WHAT TO WORK ON => Could you extract every entry below and reproduce it exactly?
———
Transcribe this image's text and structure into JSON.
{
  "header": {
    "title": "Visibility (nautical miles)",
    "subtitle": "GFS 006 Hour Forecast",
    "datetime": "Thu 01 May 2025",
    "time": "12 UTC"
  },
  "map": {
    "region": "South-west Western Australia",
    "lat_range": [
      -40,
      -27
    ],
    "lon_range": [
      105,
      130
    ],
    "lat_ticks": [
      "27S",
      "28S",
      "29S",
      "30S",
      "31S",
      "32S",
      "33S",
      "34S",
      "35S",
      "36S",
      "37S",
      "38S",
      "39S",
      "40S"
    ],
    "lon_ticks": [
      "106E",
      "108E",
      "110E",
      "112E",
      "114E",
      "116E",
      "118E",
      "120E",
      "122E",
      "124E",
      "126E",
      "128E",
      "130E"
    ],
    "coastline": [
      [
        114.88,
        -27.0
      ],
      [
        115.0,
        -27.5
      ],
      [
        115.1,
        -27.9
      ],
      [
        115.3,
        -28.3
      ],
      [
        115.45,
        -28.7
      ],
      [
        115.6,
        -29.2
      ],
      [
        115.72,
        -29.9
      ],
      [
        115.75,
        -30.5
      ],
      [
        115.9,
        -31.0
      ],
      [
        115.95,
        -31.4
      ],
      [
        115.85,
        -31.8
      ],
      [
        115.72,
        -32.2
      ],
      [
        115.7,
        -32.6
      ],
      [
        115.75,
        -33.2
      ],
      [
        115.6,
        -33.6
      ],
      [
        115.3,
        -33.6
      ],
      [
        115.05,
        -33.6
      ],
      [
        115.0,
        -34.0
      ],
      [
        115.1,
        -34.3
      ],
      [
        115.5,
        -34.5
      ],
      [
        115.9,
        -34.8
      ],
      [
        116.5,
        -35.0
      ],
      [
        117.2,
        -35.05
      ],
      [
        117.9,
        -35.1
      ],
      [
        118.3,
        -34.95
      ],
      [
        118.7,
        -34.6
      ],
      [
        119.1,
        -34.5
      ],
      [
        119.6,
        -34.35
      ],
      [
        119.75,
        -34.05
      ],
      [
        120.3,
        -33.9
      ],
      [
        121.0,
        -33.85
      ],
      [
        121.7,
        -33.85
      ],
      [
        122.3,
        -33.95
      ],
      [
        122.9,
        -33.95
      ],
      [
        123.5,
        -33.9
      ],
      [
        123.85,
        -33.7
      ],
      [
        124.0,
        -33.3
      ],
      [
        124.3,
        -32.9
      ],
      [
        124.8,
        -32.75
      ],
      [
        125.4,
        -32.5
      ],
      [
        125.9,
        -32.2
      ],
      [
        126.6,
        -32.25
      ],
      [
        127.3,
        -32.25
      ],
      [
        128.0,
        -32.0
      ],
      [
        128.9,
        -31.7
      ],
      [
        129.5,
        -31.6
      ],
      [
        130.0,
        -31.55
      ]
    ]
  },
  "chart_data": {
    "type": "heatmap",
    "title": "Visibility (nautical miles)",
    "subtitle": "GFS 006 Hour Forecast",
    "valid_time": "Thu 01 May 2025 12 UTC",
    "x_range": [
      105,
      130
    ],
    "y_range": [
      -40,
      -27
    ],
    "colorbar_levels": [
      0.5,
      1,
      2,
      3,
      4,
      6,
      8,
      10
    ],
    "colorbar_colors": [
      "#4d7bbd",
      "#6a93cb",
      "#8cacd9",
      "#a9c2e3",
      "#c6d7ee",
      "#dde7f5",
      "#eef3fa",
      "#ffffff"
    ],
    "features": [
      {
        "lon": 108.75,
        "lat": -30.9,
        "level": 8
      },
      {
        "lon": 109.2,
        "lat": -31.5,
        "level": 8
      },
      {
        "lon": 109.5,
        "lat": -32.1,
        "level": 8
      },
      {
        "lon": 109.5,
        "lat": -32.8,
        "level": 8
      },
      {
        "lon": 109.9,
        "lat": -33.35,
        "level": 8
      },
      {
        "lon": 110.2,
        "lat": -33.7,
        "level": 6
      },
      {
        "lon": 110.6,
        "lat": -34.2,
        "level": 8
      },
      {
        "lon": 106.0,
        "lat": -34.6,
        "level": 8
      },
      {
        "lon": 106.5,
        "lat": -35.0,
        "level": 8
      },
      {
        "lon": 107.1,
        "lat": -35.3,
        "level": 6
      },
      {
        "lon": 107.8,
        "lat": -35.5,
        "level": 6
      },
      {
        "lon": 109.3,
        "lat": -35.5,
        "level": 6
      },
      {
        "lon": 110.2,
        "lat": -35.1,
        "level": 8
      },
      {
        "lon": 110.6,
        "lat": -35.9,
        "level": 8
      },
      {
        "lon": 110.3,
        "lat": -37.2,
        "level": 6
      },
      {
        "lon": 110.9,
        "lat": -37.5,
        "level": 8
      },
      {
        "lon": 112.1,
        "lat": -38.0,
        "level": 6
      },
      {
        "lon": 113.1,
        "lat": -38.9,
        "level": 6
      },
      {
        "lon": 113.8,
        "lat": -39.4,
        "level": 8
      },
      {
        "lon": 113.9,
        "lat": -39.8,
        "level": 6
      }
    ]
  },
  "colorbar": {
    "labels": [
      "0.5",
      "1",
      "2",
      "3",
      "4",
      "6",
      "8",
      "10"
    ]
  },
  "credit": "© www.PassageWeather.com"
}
———
THE OUTPUT =>
Transcribe this image's text and structure into JSON.
{
  "header": {
    "title": "Visibility (nautical miles)",
    "subtitle": "GFS 006 Hour Forecast",
    "datetime": "Thu 01 May 2025",
    "time": "12 UTC"
  },
  "map": {
    "region": "South-west Western Australia",
    "lat_range": [
      -40,
      -27
    ],
    "lon_range": [
      105,
      130
    ],
    "lat_ticks": [
      "27S",
      "28S",
      "29S",
      "30S",
      "31S",
      "32S",
      "33S",
      "34S",
      "35S",
      "36S",
      "37S",
      "38S",
      "39S",
      "40S"
    ],
    "lon_ticks": [
      "106E",
      "108E",
      "110E",
      "112E",
      "114E",
      "116E",
      "118E",
      "120E",
      "122E",
      "124E",
      "126E",
      "128E",
      "130E"
    ],
    "coastline": [
      [
        114.88,
        -27.0
      ],
      [
        115.0,
        -27.5
      ],
      [
        115.1,
        -27.9
      ],
      [
        115.3,
        -28.3
      ],
      [
        115.45,
        -28.7
      ],
      [
        115.6,
        -29.2
      ],
      [
        115.72,
        -29.9
      ],
      [
        115.75,
        -30.5
      ],
      [
        115.9,
        -31.0
      ],
      [
        115.95,
        -31.4
      ],
      [
        115.85,
        -31.8
      ],
      [
        115.72,
        -32.2
      ],
      [
        115.7,
        -32.6
      ],
      [
        115.75,
        -33.2
      ],
      [
        115.6,
        -33.6
      ],
      [
        115.3,
        -33.6
      ],
      [
        115.05,
        -33.6
      ],
      [
        115.0,
        -34.0
      ],
      [
        115.1,
        -34.3
      ],
      [
        115.5,
        -34.5
      ],
      [
        115.9,
        -34.8
      ],
      [
        116.5,
        -35.0
      ],
      [
        117.2,
        -35.05
      ],
      [
        117.9,
        -35.1
      ],
      [
        118.3,
        -34.95
      ],
      [
        118.7,
        -34.6
      ],
      [
        119.1,
        -34.5
      ],
      [
        119.6,
        -34.35
      ],
      [
        119.75,
        -34.05
      ],
      [
        120.3,
        -33.9
      ],
      [
        121.0,
        -33.85
      ],
      [
        121.7,
        -33.85
      ],
      [
        122.3,
        -33.95
      ],
      [
        122.9,
        -33.95
      ],
      [
        123.5,
        -33.9
      ],
      [
        123.85,
        -33.7
      ],
      [
        124.0,
        -33.3
      ],
      [
        124.3,
        -32.9
      ],
      [
        124.8,
        -32.75
      ],
      [
        125.4,
        -32.5
      ],
      [
        125.9,
        -32.2
      ],
      [
        126.6,
        -32.25
      ],
      [
        127.3,
        -32.25
      ],
      [
        128.0,
        -32.0
      ],
      [
        128.9,
        -31.7
      ],
      [
        129.5,
        -31.6
      ],
      [
        130.0,
        -31.55
      ]
    ]
  },
  "chart_data": {
    "type": "heatmap",
    "title": "Visibility (nautical miles)",
    "subtitle": "GFS 006 Hour Forecast",
    "valid_time": "Thu 01 May 2025 12 UTC",
    "x_range": [
      105,
      130
    ],
    "y_range": [
      -40,
      -27
    ],
    "colorbar_levels": [
      0.5,
      1,
      2,
      3,
      4,
      6,
      8,
      10
    ],
    "colorbar_colors": [
      "#4d7bbd",
      "#6a93cb",
      "#8cacd9",
      "#a9c2e3",
      "#c6d7ee",
      "#dde7f5",
      "#eef3fa",
      "#ffffff"
    ],
    "features": [
      {
        "lon": 108.75,
        "lat": -30.9,
        "level": 8
      },
      {
        "lon": 109.2,
        "lat": -31.5,
        "level": 8
      },
      {
        "lon": 109.5,
        "lat": -32.1,
        "level": 8
      },
      {
        "lon": 109.5,
        "lat": -32.8,
        "level": 8
      },
      {
        "lon": 109.9,
        "lat": -33.35,
        "level": 8
      },
      {
        "lon": 110.2,
        "lat": -33.7,
        "level": 6
      },
      {
        "lon": 110.6,
        "lat": -34.2,
        "level": 8
      },
      {
        "lon": 106.0,
        "lat": -34.6,
        "level": 8
      },
      {
        "lon": 106.5,
        "lat": -35.0,
        "level": 8
      },
      {
        "lon": 107.1,
        "lat": -35.3,
        "level": 6
      },
      {
        "lon": 107.8,
        "lat": -35.5,
        "level": 6
      },
      {
        "lon": 109.3,
        "lat": -35.5,
        "level": 6
      },
      {
        "lon": 110.2,
        "lat": -35.1,
        "level": 8
      },
      {
        "lon": 110.6,
        "lat": -35.9,
        "level": 8
      },
      {
        "lon": 110.3,
        "lat": -37.2,
        "level": 6
      },
      {
        "lon": 110.9,
        "lat": -37.5,
        "level": 8
      },
      {
        "lon": 112.1,
        "lat": -38.0,
        "level": 6
      },
      {
        "lon": 113.1,
        "lat": -38.9,
        "level": 6
      },
      {
        "lon": 113.8,
        "lat": -39.4,
        "level": 8
      },
      {
        "lon": 113.9,
        "lat": -39.8,
        "level": 6
      }
    ]
  },
  "colorbar": {
    "labels": [
      "0.5",
      "1",
      "2",
      "3",
      "4",
      "6",
      "8",
      "10"
    ]
  },
  "credit": "© www.PassageWeather.com"
}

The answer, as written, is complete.